[start SOURCE]
Single by the Specials featuring Rico with the Ice Rink String Sounds

from the album More Specials
- A-side: "Maggie's Farm"
- Released: 5 December 1980
- Genre: Ska; 2 Tone; reggae;
- Length: 3:41
- Label: 2 Tone; Chrysalis;
- Songwriters: Lynval Golding; Jerry Dammers;
- Producer: Dave Jordan

The Specials singles chronology
| "Stereotype" / "International Jet Set" (1980) | "Do Nothing" / "Maggie's Farm" (1980) | "Ghost Town" / "Why?" / "Friday Night, Saturday Morning" (1981) |

= Do Nothing (song) =

1980 single by The Specials

"Do Nothing" is a song by ska/2-tone band The Specials, released in December 1980 by 2 Tone Records as the second single from More Specials. The single peaked at number 4 on the UK Singles Chart.

== Release ==
For the single release of "Do Nothing", the album version of the song was remixed, with Jerry Dammers adding a string synthesiser, credited as the 'Ice Rink String Sounds'. It was released as a double A-side single with a cover version of Bob Dylan's "Maggie's Farm", with reference to then-Prime Minister Margaret Thatcher.
[end SOURCE]
[start RECORDED INFORMATION]
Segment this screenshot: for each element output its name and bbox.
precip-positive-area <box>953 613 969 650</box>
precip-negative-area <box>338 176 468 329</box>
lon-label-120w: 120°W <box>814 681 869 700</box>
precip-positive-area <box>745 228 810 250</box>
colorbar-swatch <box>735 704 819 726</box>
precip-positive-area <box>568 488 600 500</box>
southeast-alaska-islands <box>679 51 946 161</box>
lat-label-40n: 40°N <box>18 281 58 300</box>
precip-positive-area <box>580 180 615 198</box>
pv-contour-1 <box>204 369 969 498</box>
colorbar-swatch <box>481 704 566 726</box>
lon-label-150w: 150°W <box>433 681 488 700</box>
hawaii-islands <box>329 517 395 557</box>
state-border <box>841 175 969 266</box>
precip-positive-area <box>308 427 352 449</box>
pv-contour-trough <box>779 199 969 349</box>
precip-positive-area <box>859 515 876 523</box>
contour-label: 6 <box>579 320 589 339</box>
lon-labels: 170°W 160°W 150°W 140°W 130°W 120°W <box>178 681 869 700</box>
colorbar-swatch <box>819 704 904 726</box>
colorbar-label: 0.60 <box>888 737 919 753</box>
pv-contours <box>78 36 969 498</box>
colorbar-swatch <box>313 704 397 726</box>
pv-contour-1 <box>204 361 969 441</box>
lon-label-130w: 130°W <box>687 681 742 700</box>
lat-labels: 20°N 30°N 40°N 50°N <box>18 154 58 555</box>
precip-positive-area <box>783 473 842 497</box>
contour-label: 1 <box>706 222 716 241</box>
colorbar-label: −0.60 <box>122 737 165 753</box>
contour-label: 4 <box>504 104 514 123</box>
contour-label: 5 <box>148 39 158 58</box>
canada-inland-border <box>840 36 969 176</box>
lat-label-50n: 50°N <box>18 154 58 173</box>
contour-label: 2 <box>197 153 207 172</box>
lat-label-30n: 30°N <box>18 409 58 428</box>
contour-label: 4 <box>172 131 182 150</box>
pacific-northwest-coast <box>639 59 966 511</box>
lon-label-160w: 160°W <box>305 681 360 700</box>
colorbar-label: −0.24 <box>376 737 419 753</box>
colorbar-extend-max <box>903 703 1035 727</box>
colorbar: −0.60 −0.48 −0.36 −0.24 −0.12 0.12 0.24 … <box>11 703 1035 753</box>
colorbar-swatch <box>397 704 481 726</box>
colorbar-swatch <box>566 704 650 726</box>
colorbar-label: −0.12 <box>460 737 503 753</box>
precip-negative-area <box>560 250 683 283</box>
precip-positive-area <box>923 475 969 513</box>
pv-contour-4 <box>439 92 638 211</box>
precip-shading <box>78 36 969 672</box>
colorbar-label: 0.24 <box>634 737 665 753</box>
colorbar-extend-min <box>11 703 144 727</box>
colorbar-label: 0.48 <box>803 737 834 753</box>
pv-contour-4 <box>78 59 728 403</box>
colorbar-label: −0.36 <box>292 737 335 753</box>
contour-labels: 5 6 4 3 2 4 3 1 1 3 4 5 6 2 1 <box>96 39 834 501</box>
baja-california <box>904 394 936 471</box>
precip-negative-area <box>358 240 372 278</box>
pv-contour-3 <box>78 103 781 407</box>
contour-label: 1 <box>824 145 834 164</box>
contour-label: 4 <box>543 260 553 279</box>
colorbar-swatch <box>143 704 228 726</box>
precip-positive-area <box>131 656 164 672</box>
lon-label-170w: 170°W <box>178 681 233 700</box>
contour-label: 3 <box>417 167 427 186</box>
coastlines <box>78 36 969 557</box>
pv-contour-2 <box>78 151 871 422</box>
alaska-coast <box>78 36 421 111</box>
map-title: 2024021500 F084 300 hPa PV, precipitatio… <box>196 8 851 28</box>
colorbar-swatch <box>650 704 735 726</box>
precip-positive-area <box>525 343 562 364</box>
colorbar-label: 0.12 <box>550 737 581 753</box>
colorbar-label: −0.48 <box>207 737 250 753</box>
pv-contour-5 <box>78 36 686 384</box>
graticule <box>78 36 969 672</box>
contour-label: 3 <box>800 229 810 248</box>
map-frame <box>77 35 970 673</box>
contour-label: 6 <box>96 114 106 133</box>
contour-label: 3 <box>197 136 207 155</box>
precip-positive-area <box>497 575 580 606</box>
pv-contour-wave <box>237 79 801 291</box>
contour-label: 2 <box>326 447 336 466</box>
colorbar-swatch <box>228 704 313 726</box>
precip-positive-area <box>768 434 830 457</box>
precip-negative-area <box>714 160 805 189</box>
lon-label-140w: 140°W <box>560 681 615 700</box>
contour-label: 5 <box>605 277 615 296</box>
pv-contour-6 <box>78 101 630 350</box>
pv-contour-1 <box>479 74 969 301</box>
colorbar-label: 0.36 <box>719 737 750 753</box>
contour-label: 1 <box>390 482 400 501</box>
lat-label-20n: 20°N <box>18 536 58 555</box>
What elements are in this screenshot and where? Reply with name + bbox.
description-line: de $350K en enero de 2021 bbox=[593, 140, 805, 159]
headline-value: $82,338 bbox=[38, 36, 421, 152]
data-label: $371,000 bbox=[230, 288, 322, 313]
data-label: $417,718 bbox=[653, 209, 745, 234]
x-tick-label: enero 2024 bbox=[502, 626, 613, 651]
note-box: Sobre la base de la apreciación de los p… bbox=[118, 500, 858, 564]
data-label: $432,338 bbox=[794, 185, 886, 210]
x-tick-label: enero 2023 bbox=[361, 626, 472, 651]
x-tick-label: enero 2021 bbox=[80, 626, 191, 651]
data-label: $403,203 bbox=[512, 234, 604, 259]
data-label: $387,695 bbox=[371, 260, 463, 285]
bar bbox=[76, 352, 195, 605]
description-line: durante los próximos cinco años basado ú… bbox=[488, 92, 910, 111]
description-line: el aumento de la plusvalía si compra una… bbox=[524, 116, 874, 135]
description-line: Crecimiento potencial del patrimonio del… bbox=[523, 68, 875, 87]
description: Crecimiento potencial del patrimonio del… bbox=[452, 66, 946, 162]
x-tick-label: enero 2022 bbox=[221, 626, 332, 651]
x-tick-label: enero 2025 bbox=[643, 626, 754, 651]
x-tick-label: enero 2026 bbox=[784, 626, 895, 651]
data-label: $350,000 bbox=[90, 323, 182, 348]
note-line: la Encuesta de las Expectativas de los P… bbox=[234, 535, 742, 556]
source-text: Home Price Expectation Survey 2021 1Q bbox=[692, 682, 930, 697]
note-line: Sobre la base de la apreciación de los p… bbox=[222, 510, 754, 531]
[end RECORDED INFORMATION]
* THE TASK
Pick up the article on the Specials' single "Do Nothing" after its last sentence and keep writing it. The listing is separate material, unrelated to the article on the Specials' single "Do Nothing."

* EXERCISE OUTPUT
It was the first Specials single in the UK to diverge from the 2 Tone look and have a picture sleeve, with the cover being the band "gathered in a gaudy fun pub clad in polyester leisurewear, an image carrying the pungent subtext that modern life was rubbish". The band's appearance on Top of the Pops with this song also saw a depart from the suits and mod/rude-boy look, with the band wearing Christmas jumpers. Also on Top of the Pops were The Beat, promoting "Too Nice to Talk To" and Horace Panter and David Steele decided to swap roles and mime each other's band's songs.

== Reception ==
Reviewing the song for Record Mirror, Mike Gardner wrote: "A new, improved version of Lynval Golding's song of social frustration is given a lusher treatment with washes of Jerry Dammers' 'Ice Rink String Sounds' and a heavier rhythm base which does nothing to diminish a quality piece of work." Reviewing for Smash Hits, Ronnie Gurr wrote: "Great Reginald Dixon organ sound from Jerry Dammers and more exemplary trombone etchings from Rico. A truly excellent single. Flip over and find a horrendous cocktail lounge calypso cover of Dylan's "Maggie's Farm". Excusable only if it's a political statement."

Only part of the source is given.